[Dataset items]
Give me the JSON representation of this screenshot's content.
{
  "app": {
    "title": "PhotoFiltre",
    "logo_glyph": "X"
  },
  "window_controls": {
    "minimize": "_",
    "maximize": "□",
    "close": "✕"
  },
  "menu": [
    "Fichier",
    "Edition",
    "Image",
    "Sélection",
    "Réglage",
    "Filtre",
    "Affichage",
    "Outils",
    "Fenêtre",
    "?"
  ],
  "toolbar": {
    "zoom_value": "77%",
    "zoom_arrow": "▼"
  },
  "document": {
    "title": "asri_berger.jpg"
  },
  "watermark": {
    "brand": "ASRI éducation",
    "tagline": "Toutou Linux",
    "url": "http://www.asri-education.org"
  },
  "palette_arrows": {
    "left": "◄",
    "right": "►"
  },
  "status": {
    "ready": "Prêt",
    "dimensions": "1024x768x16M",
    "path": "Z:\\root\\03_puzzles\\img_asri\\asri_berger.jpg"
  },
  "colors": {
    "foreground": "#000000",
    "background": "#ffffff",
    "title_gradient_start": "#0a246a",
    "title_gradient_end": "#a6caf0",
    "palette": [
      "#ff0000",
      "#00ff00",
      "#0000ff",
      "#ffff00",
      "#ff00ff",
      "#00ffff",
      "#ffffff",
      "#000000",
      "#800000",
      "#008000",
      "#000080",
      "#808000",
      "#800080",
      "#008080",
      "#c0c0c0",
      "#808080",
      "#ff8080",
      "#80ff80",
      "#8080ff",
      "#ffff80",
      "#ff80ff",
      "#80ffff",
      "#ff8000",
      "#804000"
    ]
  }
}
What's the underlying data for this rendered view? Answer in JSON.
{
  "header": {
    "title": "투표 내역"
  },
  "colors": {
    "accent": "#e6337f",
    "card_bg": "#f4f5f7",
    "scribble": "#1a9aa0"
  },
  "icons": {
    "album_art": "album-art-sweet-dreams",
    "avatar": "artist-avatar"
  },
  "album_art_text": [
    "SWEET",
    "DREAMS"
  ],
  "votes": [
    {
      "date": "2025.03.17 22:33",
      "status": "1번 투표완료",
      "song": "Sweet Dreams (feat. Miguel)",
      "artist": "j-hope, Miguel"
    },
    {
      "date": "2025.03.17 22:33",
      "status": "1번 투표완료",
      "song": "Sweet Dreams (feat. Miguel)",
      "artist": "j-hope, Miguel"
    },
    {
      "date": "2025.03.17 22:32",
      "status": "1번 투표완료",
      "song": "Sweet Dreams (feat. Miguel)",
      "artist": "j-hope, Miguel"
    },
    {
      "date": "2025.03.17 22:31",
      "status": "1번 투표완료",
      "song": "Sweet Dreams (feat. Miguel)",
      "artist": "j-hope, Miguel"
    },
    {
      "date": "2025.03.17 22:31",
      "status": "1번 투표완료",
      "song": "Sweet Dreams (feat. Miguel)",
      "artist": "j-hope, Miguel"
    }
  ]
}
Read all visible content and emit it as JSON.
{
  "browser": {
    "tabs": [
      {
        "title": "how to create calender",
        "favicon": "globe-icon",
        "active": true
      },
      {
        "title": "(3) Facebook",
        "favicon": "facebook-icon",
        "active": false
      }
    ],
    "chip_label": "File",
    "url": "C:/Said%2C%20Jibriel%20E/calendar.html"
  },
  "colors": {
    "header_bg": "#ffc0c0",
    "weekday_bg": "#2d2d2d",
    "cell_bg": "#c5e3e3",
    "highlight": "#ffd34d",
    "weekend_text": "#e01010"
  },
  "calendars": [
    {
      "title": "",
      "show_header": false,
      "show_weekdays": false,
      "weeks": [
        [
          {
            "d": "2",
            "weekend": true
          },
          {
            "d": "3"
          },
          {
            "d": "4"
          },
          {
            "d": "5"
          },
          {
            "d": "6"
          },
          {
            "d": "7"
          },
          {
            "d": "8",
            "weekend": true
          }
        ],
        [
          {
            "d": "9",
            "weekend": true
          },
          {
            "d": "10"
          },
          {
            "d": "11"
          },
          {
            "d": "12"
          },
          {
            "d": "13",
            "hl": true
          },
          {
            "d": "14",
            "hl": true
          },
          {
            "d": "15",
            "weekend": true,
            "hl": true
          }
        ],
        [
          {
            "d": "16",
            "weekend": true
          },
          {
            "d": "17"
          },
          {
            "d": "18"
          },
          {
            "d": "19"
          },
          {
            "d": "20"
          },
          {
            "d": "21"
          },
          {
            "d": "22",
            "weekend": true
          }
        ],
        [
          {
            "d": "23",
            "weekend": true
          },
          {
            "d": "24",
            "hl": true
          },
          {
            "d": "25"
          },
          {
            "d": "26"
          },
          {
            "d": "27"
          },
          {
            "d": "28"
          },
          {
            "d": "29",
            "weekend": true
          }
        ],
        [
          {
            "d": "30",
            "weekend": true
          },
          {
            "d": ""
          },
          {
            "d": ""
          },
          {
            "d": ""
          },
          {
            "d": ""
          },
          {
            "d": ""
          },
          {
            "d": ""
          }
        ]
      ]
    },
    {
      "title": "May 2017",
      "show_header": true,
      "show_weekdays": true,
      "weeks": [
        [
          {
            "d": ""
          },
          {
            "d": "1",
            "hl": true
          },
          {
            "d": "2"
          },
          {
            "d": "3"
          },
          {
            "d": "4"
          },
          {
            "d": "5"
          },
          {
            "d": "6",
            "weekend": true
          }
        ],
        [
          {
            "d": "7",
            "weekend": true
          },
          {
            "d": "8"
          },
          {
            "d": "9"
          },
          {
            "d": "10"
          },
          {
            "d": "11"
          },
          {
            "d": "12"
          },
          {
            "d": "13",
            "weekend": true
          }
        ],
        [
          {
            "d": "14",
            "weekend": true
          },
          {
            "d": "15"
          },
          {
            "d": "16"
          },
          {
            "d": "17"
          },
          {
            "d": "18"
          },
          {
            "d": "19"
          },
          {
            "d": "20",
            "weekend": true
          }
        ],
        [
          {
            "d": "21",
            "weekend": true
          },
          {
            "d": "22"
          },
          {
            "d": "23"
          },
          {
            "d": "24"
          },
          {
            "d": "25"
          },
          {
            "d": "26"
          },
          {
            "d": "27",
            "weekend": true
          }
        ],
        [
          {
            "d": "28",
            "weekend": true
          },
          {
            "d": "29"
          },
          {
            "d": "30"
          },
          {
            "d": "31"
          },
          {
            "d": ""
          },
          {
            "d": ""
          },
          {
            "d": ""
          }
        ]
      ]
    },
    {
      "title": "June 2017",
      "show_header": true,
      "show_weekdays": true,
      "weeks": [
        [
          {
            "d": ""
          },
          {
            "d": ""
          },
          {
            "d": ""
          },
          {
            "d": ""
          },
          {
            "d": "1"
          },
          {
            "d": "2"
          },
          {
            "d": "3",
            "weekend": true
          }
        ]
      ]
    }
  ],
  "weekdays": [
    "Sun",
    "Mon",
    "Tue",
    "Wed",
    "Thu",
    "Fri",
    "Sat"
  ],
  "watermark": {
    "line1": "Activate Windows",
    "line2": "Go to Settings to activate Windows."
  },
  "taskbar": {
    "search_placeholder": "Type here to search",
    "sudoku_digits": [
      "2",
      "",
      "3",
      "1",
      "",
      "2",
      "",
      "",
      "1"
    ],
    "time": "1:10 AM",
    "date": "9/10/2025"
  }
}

What needs to be done — Work out how many lines in the records above contain the word "this", and give only that number.

Solution to the exercise — 2